** What the exercise asks **
Without the pictures, give the entries below again exactly as written.

** Exercise inputs **
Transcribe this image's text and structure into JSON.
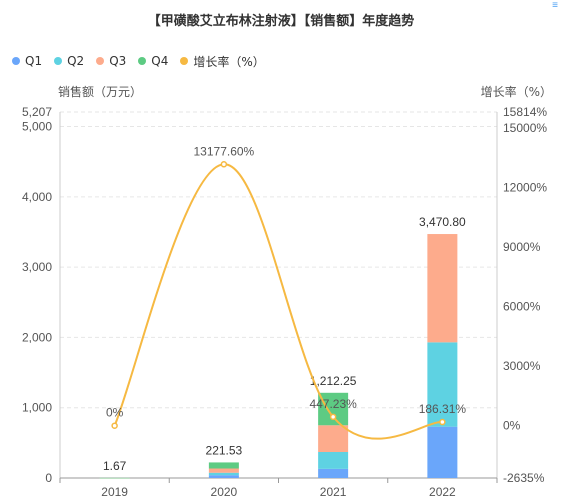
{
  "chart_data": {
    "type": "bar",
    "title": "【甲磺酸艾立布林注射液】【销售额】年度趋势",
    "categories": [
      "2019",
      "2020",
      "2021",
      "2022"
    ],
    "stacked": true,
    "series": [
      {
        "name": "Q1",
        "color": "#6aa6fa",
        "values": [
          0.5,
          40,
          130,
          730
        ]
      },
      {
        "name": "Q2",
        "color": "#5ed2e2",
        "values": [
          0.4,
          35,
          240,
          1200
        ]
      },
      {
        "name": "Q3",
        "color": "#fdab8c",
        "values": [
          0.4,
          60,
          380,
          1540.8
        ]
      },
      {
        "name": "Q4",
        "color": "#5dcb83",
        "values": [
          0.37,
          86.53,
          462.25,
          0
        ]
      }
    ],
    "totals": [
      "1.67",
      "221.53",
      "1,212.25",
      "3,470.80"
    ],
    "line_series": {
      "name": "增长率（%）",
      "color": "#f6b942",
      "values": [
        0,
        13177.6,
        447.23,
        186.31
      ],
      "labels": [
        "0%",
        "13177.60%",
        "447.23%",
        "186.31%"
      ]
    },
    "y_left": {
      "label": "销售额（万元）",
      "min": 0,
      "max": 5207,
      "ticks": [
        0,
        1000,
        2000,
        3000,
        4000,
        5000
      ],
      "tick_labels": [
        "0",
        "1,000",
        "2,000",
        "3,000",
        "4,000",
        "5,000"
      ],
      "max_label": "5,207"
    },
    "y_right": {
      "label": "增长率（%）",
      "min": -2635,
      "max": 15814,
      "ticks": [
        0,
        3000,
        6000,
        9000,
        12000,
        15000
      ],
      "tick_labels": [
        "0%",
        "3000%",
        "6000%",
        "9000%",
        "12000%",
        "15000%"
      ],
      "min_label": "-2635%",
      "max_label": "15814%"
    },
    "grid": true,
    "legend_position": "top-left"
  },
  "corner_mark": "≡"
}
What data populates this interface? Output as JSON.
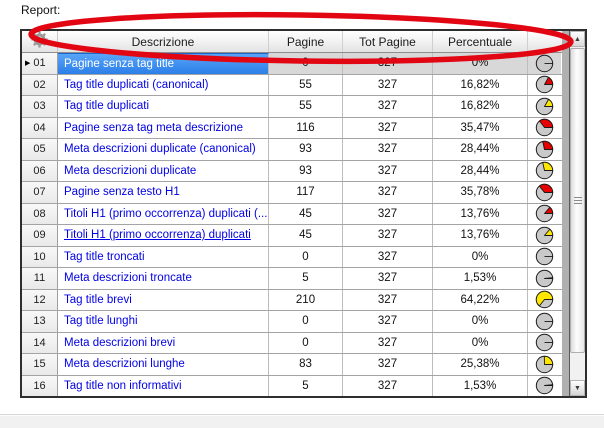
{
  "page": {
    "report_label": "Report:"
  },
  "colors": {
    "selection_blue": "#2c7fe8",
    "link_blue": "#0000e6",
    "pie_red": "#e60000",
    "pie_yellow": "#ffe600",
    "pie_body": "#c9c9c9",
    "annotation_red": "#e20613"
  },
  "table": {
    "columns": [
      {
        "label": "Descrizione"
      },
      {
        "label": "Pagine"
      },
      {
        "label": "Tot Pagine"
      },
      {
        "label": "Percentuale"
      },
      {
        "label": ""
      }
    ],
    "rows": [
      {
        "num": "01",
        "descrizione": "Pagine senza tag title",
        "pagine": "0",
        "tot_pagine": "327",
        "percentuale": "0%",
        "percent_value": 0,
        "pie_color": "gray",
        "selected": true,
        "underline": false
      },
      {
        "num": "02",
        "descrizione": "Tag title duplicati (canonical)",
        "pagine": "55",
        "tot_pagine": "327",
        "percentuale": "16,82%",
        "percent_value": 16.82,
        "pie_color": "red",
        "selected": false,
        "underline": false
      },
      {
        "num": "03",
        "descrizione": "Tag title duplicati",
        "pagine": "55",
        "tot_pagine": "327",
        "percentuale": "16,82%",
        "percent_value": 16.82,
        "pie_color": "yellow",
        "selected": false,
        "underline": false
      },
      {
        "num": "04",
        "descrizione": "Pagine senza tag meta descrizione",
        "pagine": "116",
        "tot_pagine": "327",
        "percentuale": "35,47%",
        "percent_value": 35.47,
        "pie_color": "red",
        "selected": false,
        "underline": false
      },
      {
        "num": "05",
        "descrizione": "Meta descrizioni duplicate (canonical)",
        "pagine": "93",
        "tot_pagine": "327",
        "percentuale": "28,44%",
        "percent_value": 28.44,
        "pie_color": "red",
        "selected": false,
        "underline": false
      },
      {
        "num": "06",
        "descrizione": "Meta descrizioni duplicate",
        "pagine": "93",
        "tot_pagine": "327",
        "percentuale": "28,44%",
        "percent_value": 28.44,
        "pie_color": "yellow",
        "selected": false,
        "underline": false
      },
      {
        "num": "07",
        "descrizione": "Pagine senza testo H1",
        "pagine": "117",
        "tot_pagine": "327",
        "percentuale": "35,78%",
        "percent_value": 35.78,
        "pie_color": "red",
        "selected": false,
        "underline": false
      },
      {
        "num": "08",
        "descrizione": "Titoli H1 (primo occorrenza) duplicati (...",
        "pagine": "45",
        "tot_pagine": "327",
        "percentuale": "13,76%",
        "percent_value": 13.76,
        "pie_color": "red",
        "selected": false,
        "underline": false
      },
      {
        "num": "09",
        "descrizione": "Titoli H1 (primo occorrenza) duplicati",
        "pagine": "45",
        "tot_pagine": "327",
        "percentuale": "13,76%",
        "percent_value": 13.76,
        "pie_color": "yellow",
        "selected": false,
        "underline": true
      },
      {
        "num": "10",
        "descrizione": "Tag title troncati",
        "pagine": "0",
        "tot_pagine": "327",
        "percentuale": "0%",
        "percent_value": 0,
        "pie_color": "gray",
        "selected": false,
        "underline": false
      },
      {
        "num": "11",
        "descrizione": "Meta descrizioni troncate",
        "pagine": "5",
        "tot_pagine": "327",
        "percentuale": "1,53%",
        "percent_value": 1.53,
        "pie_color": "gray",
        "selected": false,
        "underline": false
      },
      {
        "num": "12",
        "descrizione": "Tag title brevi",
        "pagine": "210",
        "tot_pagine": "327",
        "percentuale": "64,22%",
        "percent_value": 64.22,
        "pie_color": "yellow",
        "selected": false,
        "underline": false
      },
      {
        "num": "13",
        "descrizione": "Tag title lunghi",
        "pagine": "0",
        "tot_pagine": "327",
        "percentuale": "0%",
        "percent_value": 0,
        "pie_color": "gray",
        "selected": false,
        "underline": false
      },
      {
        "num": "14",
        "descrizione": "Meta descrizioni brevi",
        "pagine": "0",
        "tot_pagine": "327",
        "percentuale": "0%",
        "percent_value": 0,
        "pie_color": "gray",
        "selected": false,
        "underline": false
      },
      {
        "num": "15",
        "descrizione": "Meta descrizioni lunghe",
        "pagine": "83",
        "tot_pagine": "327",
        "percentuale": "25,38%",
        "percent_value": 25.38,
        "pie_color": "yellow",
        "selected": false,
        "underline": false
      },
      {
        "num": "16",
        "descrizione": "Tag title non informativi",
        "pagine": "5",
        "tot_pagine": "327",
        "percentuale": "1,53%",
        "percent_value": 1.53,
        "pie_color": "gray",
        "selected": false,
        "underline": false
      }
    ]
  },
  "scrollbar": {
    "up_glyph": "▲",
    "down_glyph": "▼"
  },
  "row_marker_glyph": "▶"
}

** Finished task **
Transcribe this image's text and structure into JSON.
{
  "chart_data": {
    "type": "bar",
    "title": "【甲磺酸艾立布林注射液】【销售额】年度趋势",
    "categories": [
      "2019",
      "2020",
      "2021",
      "2022"
    ],
    "stacked": true,
    "series": [
      {
        "name": "Q1",
        "color": "#6aa6fa",
        "values": [
          0.5,
          40,
          130,
          730
        ]
      },
      {
        "name": "Q2",
        "color": "#5ed2e2",
        "values": [
          0.4,
          35,
          240,
          1200
        ]
      },
      {
        "name": "Q3",
        "color": "#fdab8c",
        "values": [
          0.4,
          60,
          380,
          1540.8
        ]
      },
      {
        "name": "Q4",
        "color": "#5dcb83",
        "values": [
          0.37,
          86.53,
          462.25,
          0
        ]
      }
    ],
    "totals": [
      "1.67",
      "221.53",
      "1,212.25",
      "3,470.80"
    ],
    "line_series": {
      "name": "增长率（%）",
      "color": "#f6b942",
      "values": [
        0,
        13177.6,
        447.23,
        186.31
      ],
      "labels": [
        "0%",
        "13177.60%",
        "447.23%",
        "186.31%"
      ]
    },
    "y_left": {
      "label": "销售额（万元）",
      "min": 0,
      "max": 5207,
      "ticks": [
        0,
        1000,
        2000,
        3000,
        4000,
        5000
      ],
      "tick_labels": [
        "0",
        "1,000",
        "2,000",
        "3,000",
        "4,000",
        "5,000"
      ],
      "max_label": "5,207"
    },
    "y_right": {
      "label": "增长率（%）",
      "min": -2635,
      "max": 15814,
      "ticks": [
        0,
        3000,
        6000,
        9000,
        12000,
        15000
      ],
      "tick_labels": [
        "0%",
        "3000%",
        "6000%",
        "9000%",
        "12000%",
        "15000%"
      ],
      "min_label": "-2635%",
      "max_label": "15814%"
    },
    "grid": true,
    "legend_position": "top-left"
  },
  "corner_mark": "≡"
}
What data populates this interface? Output as JSON.
{
  "page": {
    "report_label": "Report:"
  },
  "colors": {
    "selection_blue": "#2c7fe8",
    "link_blue": "#0000e6",
    "pie_red": "#e60000",
    "pie_yellow": "#ffe600",
    "pie_body": "#c9c9c9",
    "annotation_red": "#e20613"
  },
  "table": {
    "columns": [
      {
        "label": "Descrizione"
      },
      {
        "label": "Pagine"
      },
      {
        "label": "Tot Pagine"
      },
      {
        "label": "Percentuale"
      },
      {
        "label": ""
      }
    ],
    "rows": [
      {
        "num": "01",
        "descrizione": "Pagine senza tag title",
        "pagine": "0",
        "tot_pagine": "327",
        "percentuale": "0%",
        "percent_value": 0,
        "pie_color": "gray",
        "selected": true,
        "underline": false
      },
      {
        "num": "02",
        "descrizione": "Tag title duplicati (canonical)",
        "pagine": "55",
        "tot_pagine": "327",
        "percentuale": "16,82%",
        "percent_value": 16.82,
        "pie_color": "red",
        "selected": false,
        "underline": false
      },
      {
        "num": "03",
        "descrizione": "Tag title duplicati",
        "pagine": "55",
        "tot_pagine": "327",
        "percentuale": "16,82%",
        "percent_value": 16.82,
        "pie_color": "yellow",
        "selected": false,
        "underline": false
      },
      {
        "num": "04",
        "descrizione": "Pagine senza tag meta descrizione",
        "pagine": "116",
        "tot_pagine": "327",
        "percentuale": "35,47%",
        "percent_value": 35.47,
        "pie_color": "red",
        "selected": false,
        "underline": false
      },
      {
        "num": "05",
        "descrizione": "Meta descrizioni duplicate (canonical)",
        "pagine": "93",
        "tot_pagine": "327",
        "percentuale": "28,44%",
        "percent_value": 28.44,
        "pie_color": "red",
        "selected": false,
        "underline": false
      },
      {
        "num": "06",
        "descrizione": "Meta descrizioni duplicate",
        "pagine": "93",
        "tot_pagine": "327",
        "percentuale": "28,44%",
        "percent_value": 28.44,
        "pie_color": "yellow",
        "selected": false,
        "underline": false
      },
      {
        "num": "07",
        "descrizione": "Pagine senza testo H1",
        "pagine": "117",
        "tot_pagine": "327",
        "percentuale": "35,78%",
        "percent_value": 35.78,
        "pie_color": "red",
        "selected": false,
        "underline": false
      },
      {
        "num": "08",
        "descrizione": "Titoli H1 (primo occorrenza) duplicati (...",
        "pagine": "45",
        "tot_pagine": "327",
        "percentuale": "13,76%",
        "percent_value": 13.76,
        "pie_color": "red",
        "selected": false,
        "underline": false
      },
      {
        "num": "09",
        "descrizione": "Titoli H1 (primo occorrenza) duplicati",
        "pagine": "45",
        "tot_pagine": "327",
        "percentuale": "13,76%",
        "percent_value": 13.76,
        "pie_color": "yellow",
        "selected": false,
        "underline": true
      },
      {
        "num": "10",
        "descrizione": "Tag title troncati",
        "pagine": "0",
        "tot_pagine": "327",
        "percentuale": "0%",
        "percent_value": 0,
        "pie_color": "gray",
        "selected": false,
        "underline": false
      },
      {
        "num": "11",
        "descrizione": "Meta descrizioni troncate",
        "pagine": "5",
        "tot_pagine": "327",
        "percentuale": "1,53%",
        "percent_value": 1.53,
        "pie_color": "gray",
        "selected": false,
        "underline": false
      },
      {
        "num": "12",
        "descrizione": "Tag title brevi",
        "pagine": "210",
        "tot_pagine": "327",
        "percentuale": "64,22%",
        "percent_value": 64.22,
        "pie_color": "yellow",
        "selected": false,
        "underline": false
      },
      {
        "num": "13",
        "descrizione": "Tag title lunghi",
        "pagine": "0",
        "tot_pagine": "327",
        "percentuale": "0%",
        "percent_value": 0,
        "pie_color": "gray",
        "selected": false,
        "underline": false
      },
      {
        "num": "14",
        "descrizione": "Meta descrizioni brevi",
        "pagine": "0",
        "tot_pagine": "327",
        "percentuale": "0%",
        "percent_value": 0,
        "pie_color": "gray",
        "selected": false,
        "underline": false
      },
      {
        "num": "15",
        "descrizione": "Meta descrizioni lunghe",
        "pagine": "83",
        "tot_pagine": "327",
        "percentuale": "25,38%",
        "percent_value": 25.38,
        "pie_color": "yellow",
        "selected": false,
        "underline": false
      },
      {
        "num": "16",
        "descrizione": "Tag title non informativi",
        "pagine": "5",
        "tot_pagine": "327",
        "percentuale": "1,53%",
        "percent_value": 1.53,
        "pie_color": "gray",
        "selected": false,
        "underline": false
      }
    ]
  },
  "scrollbar": {
    "up_glyph": "▲",
    "down_glyph": "▼"
  },
  "row_marker_glyph": "▶"
}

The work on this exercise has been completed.